Make an exact copy of all the entries, with the pictures left out.

---------- DATASET EXTRACT ----------

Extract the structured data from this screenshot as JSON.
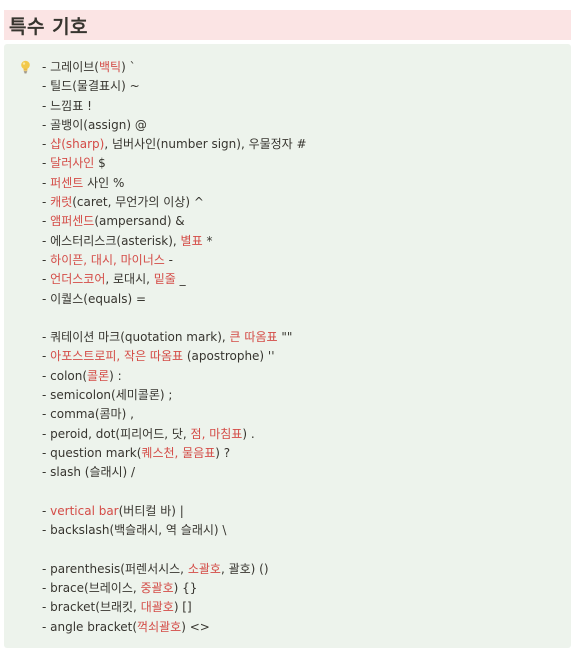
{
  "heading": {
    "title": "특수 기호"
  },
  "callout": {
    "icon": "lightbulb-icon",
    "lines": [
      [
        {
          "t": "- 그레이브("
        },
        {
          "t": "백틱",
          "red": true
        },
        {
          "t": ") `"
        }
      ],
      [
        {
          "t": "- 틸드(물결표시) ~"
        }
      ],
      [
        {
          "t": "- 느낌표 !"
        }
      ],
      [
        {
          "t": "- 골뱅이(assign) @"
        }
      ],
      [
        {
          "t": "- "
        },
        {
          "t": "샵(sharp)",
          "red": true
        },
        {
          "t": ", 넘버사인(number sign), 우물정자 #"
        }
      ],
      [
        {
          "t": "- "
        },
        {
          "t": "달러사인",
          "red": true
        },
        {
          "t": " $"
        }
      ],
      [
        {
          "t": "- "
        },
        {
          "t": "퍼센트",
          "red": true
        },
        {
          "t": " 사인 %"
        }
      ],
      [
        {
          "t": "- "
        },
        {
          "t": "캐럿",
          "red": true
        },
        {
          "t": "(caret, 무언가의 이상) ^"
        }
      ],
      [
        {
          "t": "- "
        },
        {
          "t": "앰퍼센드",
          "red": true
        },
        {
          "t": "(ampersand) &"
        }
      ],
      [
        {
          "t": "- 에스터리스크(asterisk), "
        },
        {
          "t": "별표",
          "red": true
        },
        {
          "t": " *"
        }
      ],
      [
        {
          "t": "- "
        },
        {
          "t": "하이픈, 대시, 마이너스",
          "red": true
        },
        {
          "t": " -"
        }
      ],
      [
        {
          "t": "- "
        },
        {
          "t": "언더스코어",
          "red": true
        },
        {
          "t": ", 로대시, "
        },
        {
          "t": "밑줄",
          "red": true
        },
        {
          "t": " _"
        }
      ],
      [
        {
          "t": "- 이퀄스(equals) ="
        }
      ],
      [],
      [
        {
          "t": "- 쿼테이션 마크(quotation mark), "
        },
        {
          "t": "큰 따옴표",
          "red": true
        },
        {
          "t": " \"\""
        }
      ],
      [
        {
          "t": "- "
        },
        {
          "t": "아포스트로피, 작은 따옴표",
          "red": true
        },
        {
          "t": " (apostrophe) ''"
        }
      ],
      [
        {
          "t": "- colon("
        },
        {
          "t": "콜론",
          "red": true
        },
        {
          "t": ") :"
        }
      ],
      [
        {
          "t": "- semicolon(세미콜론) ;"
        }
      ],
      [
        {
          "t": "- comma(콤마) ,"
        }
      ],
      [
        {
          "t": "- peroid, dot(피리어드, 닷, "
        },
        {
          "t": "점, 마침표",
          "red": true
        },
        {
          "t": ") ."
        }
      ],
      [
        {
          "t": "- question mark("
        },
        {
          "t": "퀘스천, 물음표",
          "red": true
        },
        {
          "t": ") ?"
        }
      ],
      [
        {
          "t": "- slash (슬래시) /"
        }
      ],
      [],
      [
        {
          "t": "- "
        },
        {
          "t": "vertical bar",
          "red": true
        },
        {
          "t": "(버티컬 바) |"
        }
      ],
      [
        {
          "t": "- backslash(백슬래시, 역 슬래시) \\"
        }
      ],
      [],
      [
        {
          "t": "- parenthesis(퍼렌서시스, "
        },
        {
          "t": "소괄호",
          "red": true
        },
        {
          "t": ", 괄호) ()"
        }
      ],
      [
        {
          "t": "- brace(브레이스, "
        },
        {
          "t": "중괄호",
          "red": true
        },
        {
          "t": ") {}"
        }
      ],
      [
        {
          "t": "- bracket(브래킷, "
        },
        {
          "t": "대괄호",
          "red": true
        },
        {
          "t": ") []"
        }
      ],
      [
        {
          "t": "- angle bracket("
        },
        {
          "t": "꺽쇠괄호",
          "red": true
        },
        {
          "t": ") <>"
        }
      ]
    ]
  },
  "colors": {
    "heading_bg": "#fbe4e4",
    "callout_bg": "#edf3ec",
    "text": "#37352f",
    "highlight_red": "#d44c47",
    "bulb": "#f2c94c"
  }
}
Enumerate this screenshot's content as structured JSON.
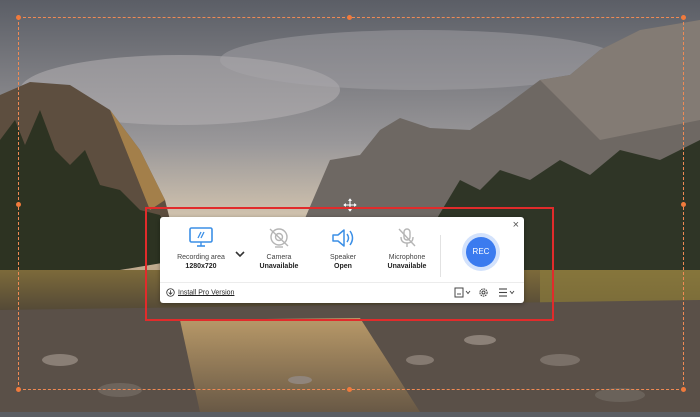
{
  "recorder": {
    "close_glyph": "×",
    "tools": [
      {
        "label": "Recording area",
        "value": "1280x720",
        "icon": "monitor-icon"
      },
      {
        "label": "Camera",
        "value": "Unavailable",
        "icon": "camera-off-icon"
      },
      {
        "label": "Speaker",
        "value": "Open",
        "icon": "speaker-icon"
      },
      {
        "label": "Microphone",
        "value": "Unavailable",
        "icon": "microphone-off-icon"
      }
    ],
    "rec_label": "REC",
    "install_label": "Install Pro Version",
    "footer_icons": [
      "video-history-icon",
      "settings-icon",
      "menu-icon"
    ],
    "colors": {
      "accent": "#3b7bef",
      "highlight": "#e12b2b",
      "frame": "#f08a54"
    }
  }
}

----------

• ANSWER TO THE EXERCISE
Extract the structured data from this screenshot as JSON.
{
  "heading": {
    "title": "특수 기호"
  },
  "callout": {
    "icon": "lightbulb-icon",
    "lines": [
      [
        {
          "t": "- 그레이브("
        },
        {
          "t": "백틱",
          "red": true
        },
        {
          "t": ") `"
        }
      ],
      [
        {
          "t": "- 틸드(물결표시) ~"
        }
      ],
      [
        {
          "t": "- 느낌표 !"
        }
      ],
      [
        {
          "t": "- 골뱅이(assign) @"
        }
      ],
      [
        {
          "t": "- "
        },
        {
          "t": "샵(sharp)",
          "red": true
        },
        {
          "t": ", 넘버사인(number sign), 우물정자 #"
        }
      ],
      [
        {
          "t": "- "
        },
        {
          "t": "달러사인",
          "red": true
        },
        {
          "t": " $"
        }
      ],
      [
        {
          "t": "- "
        },
        {
          "t": "퍼센트",
          "red": true
        },
        {
          "t": " 사인 %"
        }
      ],
      [
        {
          "t": "- "
        },
        {
          "t": "캐럿",
          "red": true
        },
        {
          "t": "(caret, 무언가의 이상) ^"
        }
      ],
      [
        {
          "t": "- "
        },
        {
          "t": "앰퍼센드",
          "red": true
        },
        {
          "t": "(ampersand) &"
        }
      ],
      [
        {
          "t": "- 에스터리스크(asterisk), "
        },
        {
          "t": "별표",
          "red": true
        },
        {
          "t": " *"
        }
      ],
      [
        {
          "t": "- "
        },
        {
          "t": "하이픈, 대시, 마이너스",
          "red": true
        },
        {
          "t": " -"
        }
      ],
      [
        {
          "t": "- "
        },
        {
          "t": "언더스코어",
          "red": true
        },
        {
          "t": ", 로대시, "
        },
        {
          "t": "밑줄",
          "red": true
        },
        {
          "t": " _"
        }
      ],
      [
        {
          "t": "- 이퀄스(equals) ="
        }
      ],
      [],
      [
        {
          "t": "- 쿼테이션 마크(quotation mark), "
        },
        {
          "t": "큰 따옴표",
          "red": true
        },
        {
          "t": " \"\""
        }
      ],
      [
        {
          "t": "- "
        },
        {
          "t": "아포스트로피, 작은 따옴표",
          "red": true
        },
        {
          "t": " (apostrophe) ''"
        }
      ],
      [
        {
          "t": "- colon("
        },
        {
          "t": "콜론",
          "red": true
        },
        {
          "t": ") :"
        }
      ],
      [
        {
          "t": "- semicolon(세미콜론) ;"
        }
      ],
      [
        {
          "t": "- comma(콤마) ,"
        }
      ],
      [
        {
          "t": "- peroid, dot(피리어드, 닷, "
        },
        {
          "t": "점, 마침표",
          "red": true
        },
        {
          "t": ") ."
        }
      ],
      [
        {
          "t": "- question mark("
        },
        {
          "t": "퀘스천, 물음표",
          "red": true
        },
        {
          "t": ") ?"
        }
      ],
      [
        {
          "t": "- slash (슬래시) /"
        }
      ],
      [],
      [
        {
          "t": "- "
        },
        {
          "t": "vertical bar",
          "red": true
        },
        {
          "t": "(버티컬 바) |"
        }
      ],
      [
        {
          "t": "- backslash(백슬래시, 역 슬래시) \\"
        }
      ],
      [],
      [
        {
          "t": "- parenthesis(퍼렌서시스, "
        },
        {
          "t": "소괄호",
          "red": true
        },
        {
          "t": ", 괄호) ()"
        }
      ],
      [
        {
          "t": "- brace(브레이스, "
        },
        {
          "t": "중괄호",
          "red": true
        },
        {
          "t": ") {}"
        }
      ],
      [
        {
          "t": "- bracket(브래킷, "
        },
        {
          "t": "대괄호",
          "red": true
        },
        {
          "t": ") []"
        }
      ],
      [
        {
          "t": "- angle bracket("
        },
        {
          "t": "꺽쇠괄호",
          "red": true
        },
        {
          "t": ") <>"
        }
      ]
    ]
  },
  "colors": {
    "heading_bg": "#fbe4e4",
    "callout_bg": "#edf3ec",
    "text": "#37352f",
    "highlight_red": "#d44c47",
    "bulb": "#f2c94c"
  }
}
Enumerate this screenshot's content as structured JSON.
{
  "recorder": {
    "close_glyph": "×",
    "tools": [
      {
        "label": "Recording area",
        "value": "1280x720",
        "icon": "monitor-icon"
      },
      {
        "label": "Camera",
        "value": "Unavailable",
        "icon": "camera-off-icon"
      },
      {
        "label": "Speaker",
        "value": "Open",
        "icon": "speaker-icon"
      },
      {
        "label": "Microphone",
        "value": "Unavailable",
        "icon": "microphone-off-icon"
      }
    ],
    "rec_label": "REC",
    "install_label": "Install Pro Version",
    "footer_icons": [
      "video-history-icon",
      "settings-icon",
      "menu-icon"
    ],
    "colors": {
      "accent": "#3b7bef",
      "highlight": "#e12b2b",
      "frame": "#f08a54"
    }
  }
}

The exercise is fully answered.